> **PROBLEM STATEMENT**
Could you filter the listing for lines with the word "color" and return them?

Content starts

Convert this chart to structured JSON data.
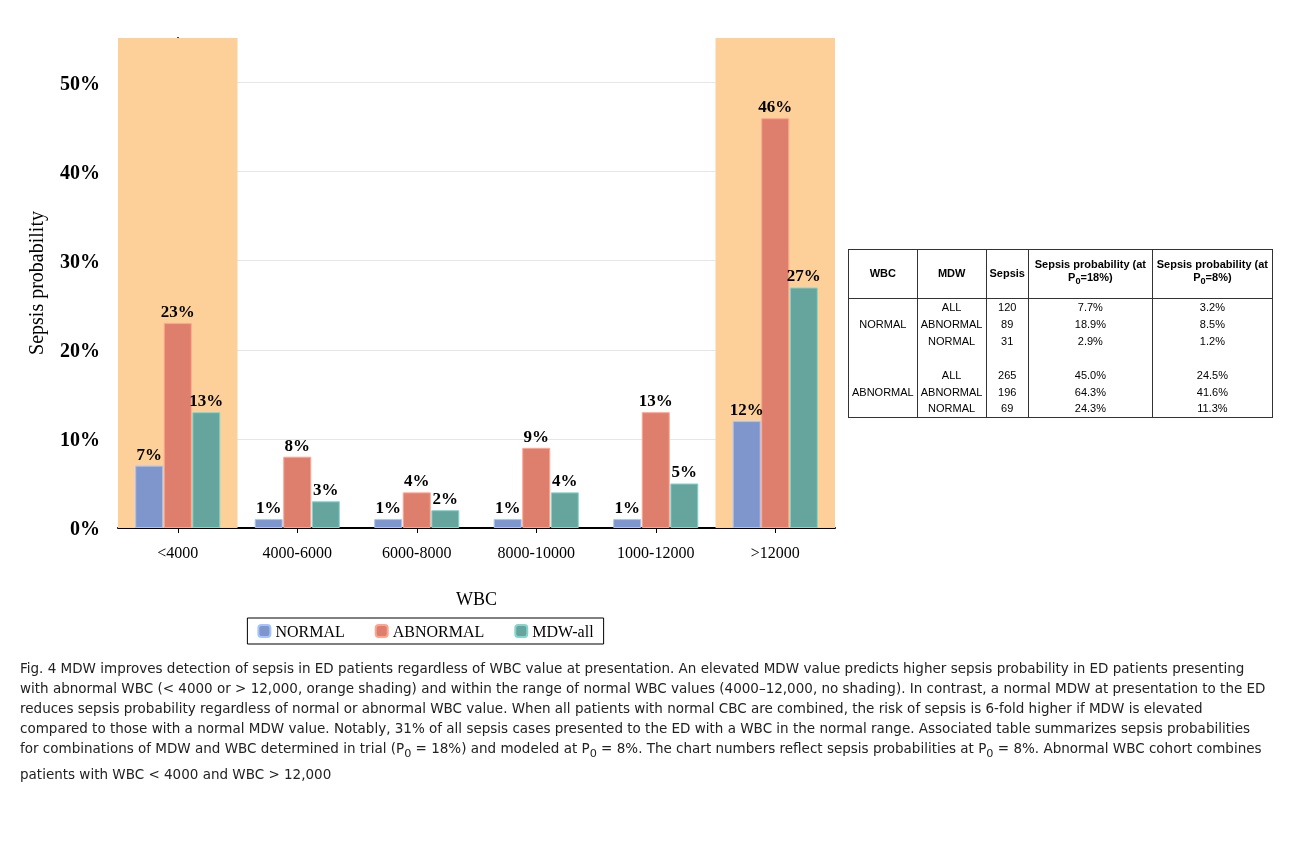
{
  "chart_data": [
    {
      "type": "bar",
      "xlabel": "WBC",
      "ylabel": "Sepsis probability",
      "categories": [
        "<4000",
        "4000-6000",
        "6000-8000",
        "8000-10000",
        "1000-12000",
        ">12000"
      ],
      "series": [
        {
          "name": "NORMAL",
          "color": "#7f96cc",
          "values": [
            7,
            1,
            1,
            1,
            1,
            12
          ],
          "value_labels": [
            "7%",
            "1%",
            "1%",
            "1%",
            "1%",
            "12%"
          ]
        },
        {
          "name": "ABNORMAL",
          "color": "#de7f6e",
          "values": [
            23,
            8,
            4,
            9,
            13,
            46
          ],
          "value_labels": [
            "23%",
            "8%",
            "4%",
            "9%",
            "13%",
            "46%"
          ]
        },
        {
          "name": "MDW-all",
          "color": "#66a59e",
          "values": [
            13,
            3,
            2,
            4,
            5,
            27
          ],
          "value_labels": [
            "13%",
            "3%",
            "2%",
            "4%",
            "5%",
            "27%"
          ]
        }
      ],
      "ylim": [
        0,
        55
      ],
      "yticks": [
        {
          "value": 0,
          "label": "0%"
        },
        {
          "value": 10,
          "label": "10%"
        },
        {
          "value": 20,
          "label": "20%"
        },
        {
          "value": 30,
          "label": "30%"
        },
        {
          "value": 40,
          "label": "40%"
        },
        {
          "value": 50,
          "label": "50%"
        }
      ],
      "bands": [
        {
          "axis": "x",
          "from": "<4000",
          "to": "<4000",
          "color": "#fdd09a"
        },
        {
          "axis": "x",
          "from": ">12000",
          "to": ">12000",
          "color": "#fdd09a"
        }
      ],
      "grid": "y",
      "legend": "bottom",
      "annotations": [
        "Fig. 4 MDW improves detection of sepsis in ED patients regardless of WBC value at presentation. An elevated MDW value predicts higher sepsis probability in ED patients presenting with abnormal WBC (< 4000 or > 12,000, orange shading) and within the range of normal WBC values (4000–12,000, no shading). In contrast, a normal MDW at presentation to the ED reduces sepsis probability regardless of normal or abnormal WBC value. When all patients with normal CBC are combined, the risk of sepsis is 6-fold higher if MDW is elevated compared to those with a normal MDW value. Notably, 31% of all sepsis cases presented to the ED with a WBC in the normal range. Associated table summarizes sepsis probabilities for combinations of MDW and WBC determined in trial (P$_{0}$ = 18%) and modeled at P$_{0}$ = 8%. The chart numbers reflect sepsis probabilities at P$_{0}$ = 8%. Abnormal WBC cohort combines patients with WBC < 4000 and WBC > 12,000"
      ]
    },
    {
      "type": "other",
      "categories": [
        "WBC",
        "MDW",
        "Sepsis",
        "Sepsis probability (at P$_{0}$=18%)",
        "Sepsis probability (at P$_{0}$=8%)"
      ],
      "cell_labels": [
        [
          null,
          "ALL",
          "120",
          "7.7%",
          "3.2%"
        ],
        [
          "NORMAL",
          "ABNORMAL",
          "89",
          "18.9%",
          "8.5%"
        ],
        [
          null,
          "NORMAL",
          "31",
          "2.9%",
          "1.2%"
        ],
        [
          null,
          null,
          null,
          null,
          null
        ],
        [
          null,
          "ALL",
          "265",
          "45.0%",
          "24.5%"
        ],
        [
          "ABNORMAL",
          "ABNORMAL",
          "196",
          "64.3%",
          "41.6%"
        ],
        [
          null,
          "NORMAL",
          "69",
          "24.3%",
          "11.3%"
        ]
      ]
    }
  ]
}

Content ends
Content starts

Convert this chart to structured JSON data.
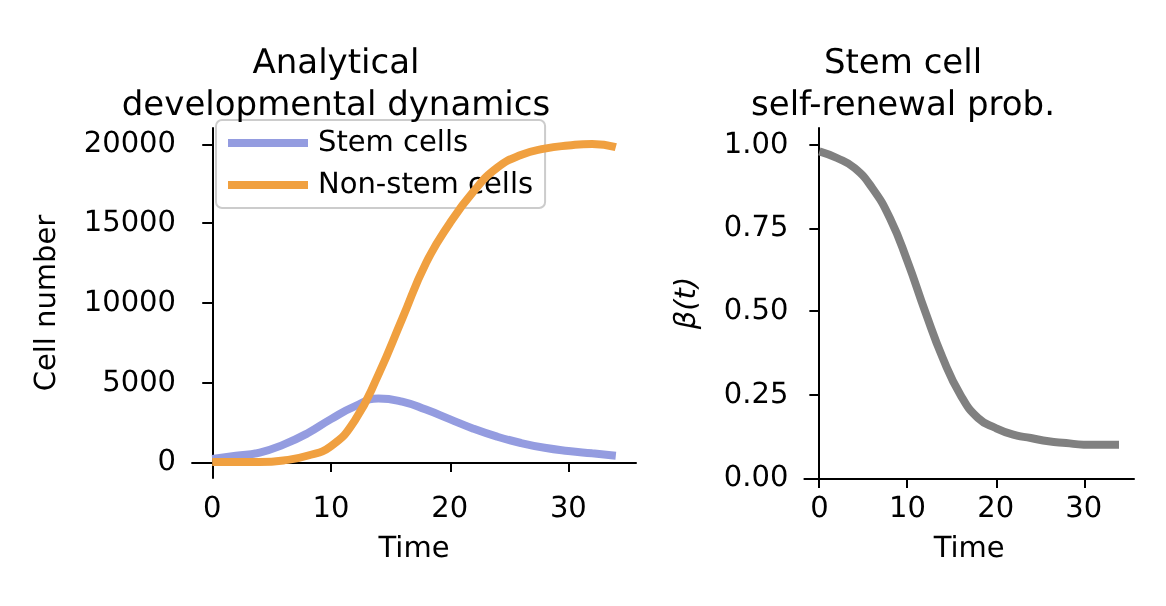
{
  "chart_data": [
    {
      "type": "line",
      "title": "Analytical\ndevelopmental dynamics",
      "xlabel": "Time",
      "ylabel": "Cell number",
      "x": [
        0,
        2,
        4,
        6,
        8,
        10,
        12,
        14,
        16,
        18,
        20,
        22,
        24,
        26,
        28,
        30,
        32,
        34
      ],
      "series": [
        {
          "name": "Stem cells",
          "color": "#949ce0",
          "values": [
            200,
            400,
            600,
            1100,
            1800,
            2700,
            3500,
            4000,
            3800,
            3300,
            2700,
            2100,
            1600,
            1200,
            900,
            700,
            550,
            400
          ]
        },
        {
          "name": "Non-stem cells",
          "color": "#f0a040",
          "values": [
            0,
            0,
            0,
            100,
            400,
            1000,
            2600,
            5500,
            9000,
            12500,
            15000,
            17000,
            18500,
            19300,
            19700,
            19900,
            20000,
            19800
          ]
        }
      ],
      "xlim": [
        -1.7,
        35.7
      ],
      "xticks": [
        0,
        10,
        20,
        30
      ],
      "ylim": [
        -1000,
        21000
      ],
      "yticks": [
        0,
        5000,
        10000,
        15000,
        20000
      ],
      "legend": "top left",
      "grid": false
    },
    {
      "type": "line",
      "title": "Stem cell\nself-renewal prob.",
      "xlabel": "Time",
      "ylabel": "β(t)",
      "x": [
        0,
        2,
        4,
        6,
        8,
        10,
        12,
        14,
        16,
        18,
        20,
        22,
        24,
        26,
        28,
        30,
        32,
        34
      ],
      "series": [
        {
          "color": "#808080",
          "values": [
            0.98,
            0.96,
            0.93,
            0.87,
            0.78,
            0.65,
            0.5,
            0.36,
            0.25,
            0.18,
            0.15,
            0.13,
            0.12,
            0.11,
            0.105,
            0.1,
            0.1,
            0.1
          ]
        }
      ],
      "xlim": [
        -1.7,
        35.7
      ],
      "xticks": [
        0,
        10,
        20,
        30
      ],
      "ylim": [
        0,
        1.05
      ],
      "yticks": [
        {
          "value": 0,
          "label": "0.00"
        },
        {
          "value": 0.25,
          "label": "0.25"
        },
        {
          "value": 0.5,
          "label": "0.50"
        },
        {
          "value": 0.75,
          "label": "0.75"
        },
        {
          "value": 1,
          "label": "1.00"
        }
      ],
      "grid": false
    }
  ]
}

Content ends

> **YOUR SOLUTION**
          "color": "#7f96cc",
          "color": "#de7f6e",
          "color": "#66a59e",
          "color": "#fdd09a"
          "color": "#fdd09a"
          "color": "#949ce0",
          "color": "#f0a040",
          "color": "#808080",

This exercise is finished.